**** Record extracts

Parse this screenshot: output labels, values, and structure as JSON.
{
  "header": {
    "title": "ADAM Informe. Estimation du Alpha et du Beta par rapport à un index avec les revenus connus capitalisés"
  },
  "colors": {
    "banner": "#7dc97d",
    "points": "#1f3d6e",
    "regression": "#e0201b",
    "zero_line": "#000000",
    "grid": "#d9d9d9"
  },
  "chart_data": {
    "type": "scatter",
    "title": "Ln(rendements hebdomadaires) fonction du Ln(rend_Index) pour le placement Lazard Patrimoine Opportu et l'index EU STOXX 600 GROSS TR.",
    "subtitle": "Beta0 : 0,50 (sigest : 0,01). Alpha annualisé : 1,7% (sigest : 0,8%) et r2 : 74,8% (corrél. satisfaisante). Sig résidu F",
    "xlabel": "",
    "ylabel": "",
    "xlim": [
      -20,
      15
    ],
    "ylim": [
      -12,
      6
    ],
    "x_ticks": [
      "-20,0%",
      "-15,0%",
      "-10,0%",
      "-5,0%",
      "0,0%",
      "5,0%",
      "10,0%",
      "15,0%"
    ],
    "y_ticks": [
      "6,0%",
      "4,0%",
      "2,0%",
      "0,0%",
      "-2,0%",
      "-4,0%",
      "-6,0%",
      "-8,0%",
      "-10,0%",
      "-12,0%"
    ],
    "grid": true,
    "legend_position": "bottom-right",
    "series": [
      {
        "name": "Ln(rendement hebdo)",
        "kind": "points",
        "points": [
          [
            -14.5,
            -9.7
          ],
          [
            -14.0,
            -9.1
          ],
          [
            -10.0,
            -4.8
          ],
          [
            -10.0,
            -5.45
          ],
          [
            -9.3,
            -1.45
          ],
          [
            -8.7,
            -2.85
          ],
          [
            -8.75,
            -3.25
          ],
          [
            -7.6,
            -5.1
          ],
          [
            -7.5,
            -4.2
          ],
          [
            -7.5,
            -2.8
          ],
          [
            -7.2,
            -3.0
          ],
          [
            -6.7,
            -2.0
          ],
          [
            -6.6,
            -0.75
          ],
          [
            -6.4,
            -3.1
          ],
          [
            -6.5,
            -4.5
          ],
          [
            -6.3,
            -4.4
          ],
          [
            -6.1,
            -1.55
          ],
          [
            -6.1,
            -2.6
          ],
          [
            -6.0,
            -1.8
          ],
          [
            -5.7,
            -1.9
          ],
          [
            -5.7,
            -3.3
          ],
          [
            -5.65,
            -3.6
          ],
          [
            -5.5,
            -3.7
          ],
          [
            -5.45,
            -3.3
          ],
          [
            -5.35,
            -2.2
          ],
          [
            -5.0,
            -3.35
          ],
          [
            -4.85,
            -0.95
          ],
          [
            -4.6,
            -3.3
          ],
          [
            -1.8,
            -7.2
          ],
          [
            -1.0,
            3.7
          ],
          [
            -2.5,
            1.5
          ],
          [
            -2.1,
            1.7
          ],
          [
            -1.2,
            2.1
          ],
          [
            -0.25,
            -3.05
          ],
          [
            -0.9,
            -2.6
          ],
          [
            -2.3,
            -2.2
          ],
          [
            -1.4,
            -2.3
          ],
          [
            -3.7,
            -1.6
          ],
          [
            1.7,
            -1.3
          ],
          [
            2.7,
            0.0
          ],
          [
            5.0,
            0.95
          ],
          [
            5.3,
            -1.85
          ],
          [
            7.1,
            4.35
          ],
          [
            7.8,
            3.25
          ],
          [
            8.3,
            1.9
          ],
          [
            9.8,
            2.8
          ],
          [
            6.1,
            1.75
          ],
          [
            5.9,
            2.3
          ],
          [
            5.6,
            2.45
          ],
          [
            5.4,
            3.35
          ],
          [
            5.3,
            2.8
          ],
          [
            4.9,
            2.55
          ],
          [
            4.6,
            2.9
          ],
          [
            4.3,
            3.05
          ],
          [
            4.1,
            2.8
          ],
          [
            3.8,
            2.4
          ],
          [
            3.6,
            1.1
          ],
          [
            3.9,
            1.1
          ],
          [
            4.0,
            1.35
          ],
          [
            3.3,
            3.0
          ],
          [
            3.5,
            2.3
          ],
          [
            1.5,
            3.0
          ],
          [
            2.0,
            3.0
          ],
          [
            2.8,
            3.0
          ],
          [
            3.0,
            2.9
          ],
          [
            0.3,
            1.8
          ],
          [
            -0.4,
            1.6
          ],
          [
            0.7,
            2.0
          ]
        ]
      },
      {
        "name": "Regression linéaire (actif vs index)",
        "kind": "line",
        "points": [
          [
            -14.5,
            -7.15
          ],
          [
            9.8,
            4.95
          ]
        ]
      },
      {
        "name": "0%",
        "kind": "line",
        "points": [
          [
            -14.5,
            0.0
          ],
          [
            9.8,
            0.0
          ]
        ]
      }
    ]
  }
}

********

**Work to complete**
Your task is to transcribe the material exactly.

**Answer to the task**
Parse this screenshot: output labels, values, and structure as JSON.
{
  "header": {
    "title": "ADAM Informe. Estimation du Alpha et du Beta par rapport à un index avec les revenus connus capitalisés"
  },
  "colors": {
    "banner": "#7dc97d",
    "points": "#1f3d6e",
    "regression": "#e0201b",
    "zero_line": "#000000",
    "grid": "#d9d9d9"
  },
  "chart_data": {
    "type": "scatter",
    "title": "Ln(rendements hebdomadaires) fonction du Ln(rend_Index) pour le placement Lazard Patrimoine Opportu et l'index EU STOXX 600 GROSS TR.",
    "subtitle": "Beta0 : 0,50 (sigest : 0,01). Alpha annualisé : 1,7% (sigest : 0,8%) et r2 : 74,8% (corrél. satisfaisante). Sig résidu F",
    "xlabel": "",
    "ylabel": "",
    "xlim": [
      -20,
      15
    ],
    "ylim": [
      -12,
      6
    ],
    "x_ticks": [
      "-20,0%",
      "-15,0%",
      "-10,0%",
      "-5,0%",
      "0,0%",
      "5,0%",
      "10,0%",
      "15,0%"
    ],
    "y_ticks": [
      "6,0%",
      "4,0%",
      "2,0%",
      "0,0%",
      "-2,0%",
      "-4,0%",
      "-6,0%",
      "-8,0%",
      "-10,0%",
      "-12,0%"
    ],
    "grid": true,
    "legend_position": "bottom-right",
    "series": [
      {
        "name": "Ln(rendement hebdo)",
        "kind": "points",
        "points": [
          [
            -14.5,
            -9.7
          ],
          [
            -14.0,
            -9.1
          ],
          [
            -10.0,
            -4.8
          ],
          [
            -10.0,
            -5.45
          ],
          [
            -9.3,
            -1.45
          ],
          [
            -8.7,
            -2.85
          ],
          [
            -8.75,
            -3.25
          ],
          [
            -7.6,
            -5.1
          ],
          [
            -7.5,
            -4.2
          ],
          [
            -7.5,
            -2.8
          ],
          [
            -7.2,
            -3.0
          ],
          [
            -6.7,
            -2.0
          ],
          [
            -6.6,
            -0.75
          ],
          [
            -6.4,
            -3.1
          ],
          [
            -6.5,
            -4.5
          ],
          [
            -6.3,
            -4.4
          ],
          [
            -6.1,
            -1.55
          ],
          [
            -6.1,
            -2.6
          ],
          [
            -6.0,
            -1.8
          ],
          [
            -5.7,
            -1.9
          ],
          [
            -5.7,
            -3.3
          ],
          [
            -5.65,
            -3.6
          ],
          [
            -5.5,
            -3.7
          ],
          [
            -5.45,
            -3.3
          ],
          [
            -5.35,
            -2.2
          ],
          [
            -5.0,
            -3.35
          ],
          [
            -4.85,
            -0.95
          ],
          [
            -4.6,
            -3.3
          ],
          [
            -1.8,
            -7.2
          ],
          [
            -1.0,
            3.7
          ],
          [
            -2.5,
            1.5
          ],
          [
            -2.1,
            1.7
          ],
          [
            -1.2,
            2.1
          ],
          [
            -0.25,
            -3.05
          ],
          [
            -0.9,
            -2.6
          ],
          [
            -2.3,
            -2.2
          ],
          [
            -1.4,
            -2.3
          ],
          [
            -3.7,
            -1.6
          ],
          [
            1.7,
            -1.3
          ],
          [
            2.7,
            0.0
          ],
          [
            5.0,
            0.95
          ],
          [
            5.3,
            -1.85
          ],
          [
            7.1,
            4.35
          ],
          [
            7.8,
            3.25
          ],
          [
            8.3,
            1.9
          ],
          [
            9.8,
            2.8
          ],
          [
            6.1,
            1.75
          ],
          [
            5.9,
            2.3
          ],
          [
            5.6,
            2.45
          ],
          [
            5.4,
            3.35
          ],
          [
            5.3,
            2.8
          ],
          [
            4.9,
            2.55
          ],
          [
            4.6,
            2.9
          ],
          [
            4.3,
            3.05
          ],
          [
            4.1,
            2.8
          ],
          [
            3.8,
            2.4
          ],
          [
            3.6,
            1.1
          ],
          [
            3.9,
            1.1
          ],
          [
            4.0,
            1.35
          ],
          [
            3.3,
            3.0
          ],
          [
            3.5,
            2.3
          ],
          [
            1.5,
            3.0
          ],
          [
            2.0,
            3.0
          ],
          [
            2.8,
            3.0
          ],
          [
            3.0,
            2.9
          ],
          [
            0.3,
            1.8
          ],
          [
            -0.4,
            1.6
          ],
          [
            0.7,
            2.0
          ]
        ]
      },
      {
        "name": "Regression linéaire (actif vs index)",
        "kind": "line",
        "points": [
          [
            -14.5,
            -7.15
          ],
          [
            9.8,
            4.95
          ]
        ]
      },
      {
        "name": "0%",
        "kind": "line",
        "points": [
          [
            -14.5,
            0.0
          ],
          [
            9.8,
            0.0
          ]
        ]
      }
    ]
  }
}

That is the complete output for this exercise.